EXTRACTED MATERIAL:
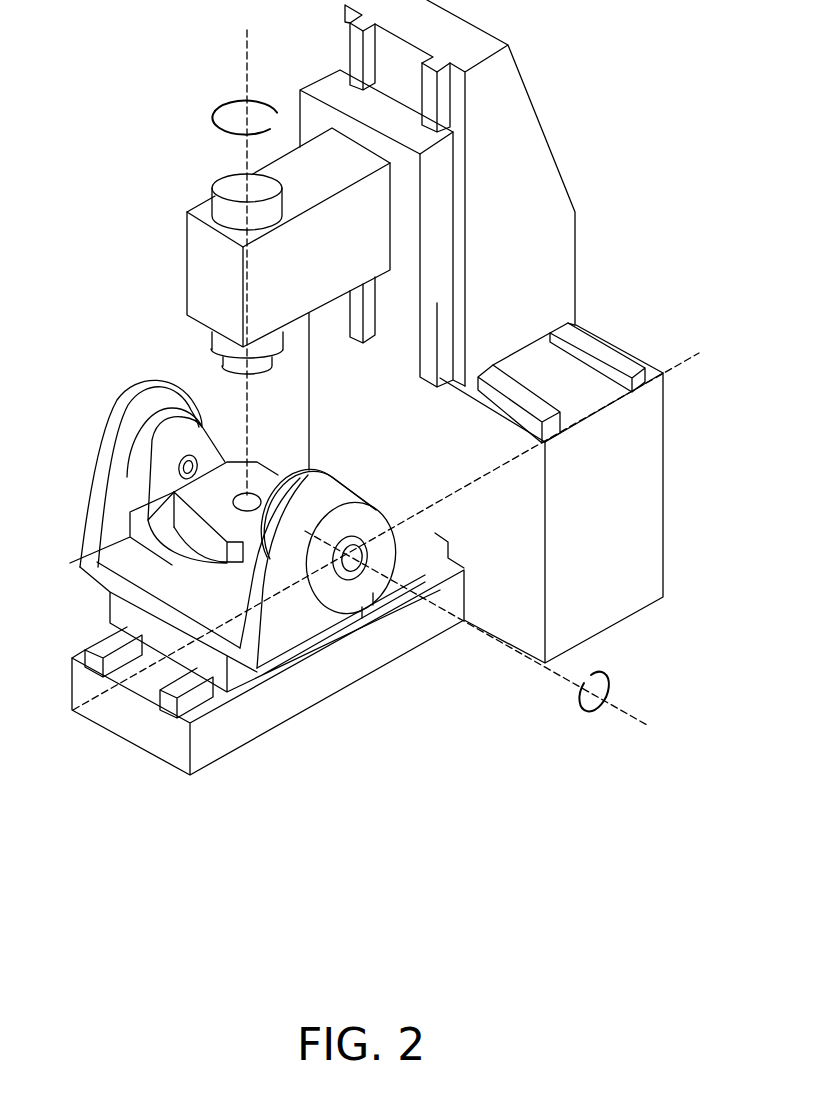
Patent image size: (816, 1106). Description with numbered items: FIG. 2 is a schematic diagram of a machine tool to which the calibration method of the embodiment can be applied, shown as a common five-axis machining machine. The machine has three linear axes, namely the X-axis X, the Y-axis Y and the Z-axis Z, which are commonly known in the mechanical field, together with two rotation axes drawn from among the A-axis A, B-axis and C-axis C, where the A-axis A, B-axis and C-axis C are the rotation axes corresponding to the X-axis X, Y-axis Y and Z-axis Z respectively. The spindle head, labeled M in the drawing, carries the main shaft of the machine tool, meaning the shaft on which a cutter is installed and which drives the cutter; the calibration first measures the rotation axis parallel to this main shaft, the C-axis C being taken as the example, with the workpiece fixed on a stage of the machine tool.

The spindle (main shaft) M is at (222, 357).
The Z-axis Z is at (240, 46).
The C-axis C is at (269, 140).
The Y-axis Y is at (684, 356).
The X-axis X is at (638, 713).
The A-axis A is at (592, 669).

WHAT THE TASK ASKS: Can you copy out every row above again word for word, leaving out the pictures?

CORRECT OUTPUT:
Patent image size: (816, 1106). Description with numbered items: FIG. 2 is a schematic diagram of a machine tool to which the calibration method of the embodiment can be applied, shown as a common five-axis machining machine. The machine has three linear axes, namely the X-axis X, the Y-axis Y and the Z-axis Z, which are commonly known in the mechanical field, together with two rotation axes drawn from among the A-axis A, B-axis and C-axis C, where the A-axis A, B-axis and C-axis C are the rotation axes corresponding to the X-axis X, Y-axis Y and Z-axis Z respectively. The spindle head, labeled M in the drawing, carries the main shaft of the machine tool, meaning the shaft on which a cutter is installed and which drives the cutter; the calibration first measures the rotation axis parallel to this main shaft, the C-axis C being taken as the example, with the workpiece fixed on a stage of the machine tool.

The spindle (main shaft) M is at (222, 357).
The Z-axis Z is at (240, 46).
The C-axis C is at (269, 140).
The Y-axis Y is at (684, 356).
The X-axis X is at (638, 713).
The A-axis A is at (592, 669).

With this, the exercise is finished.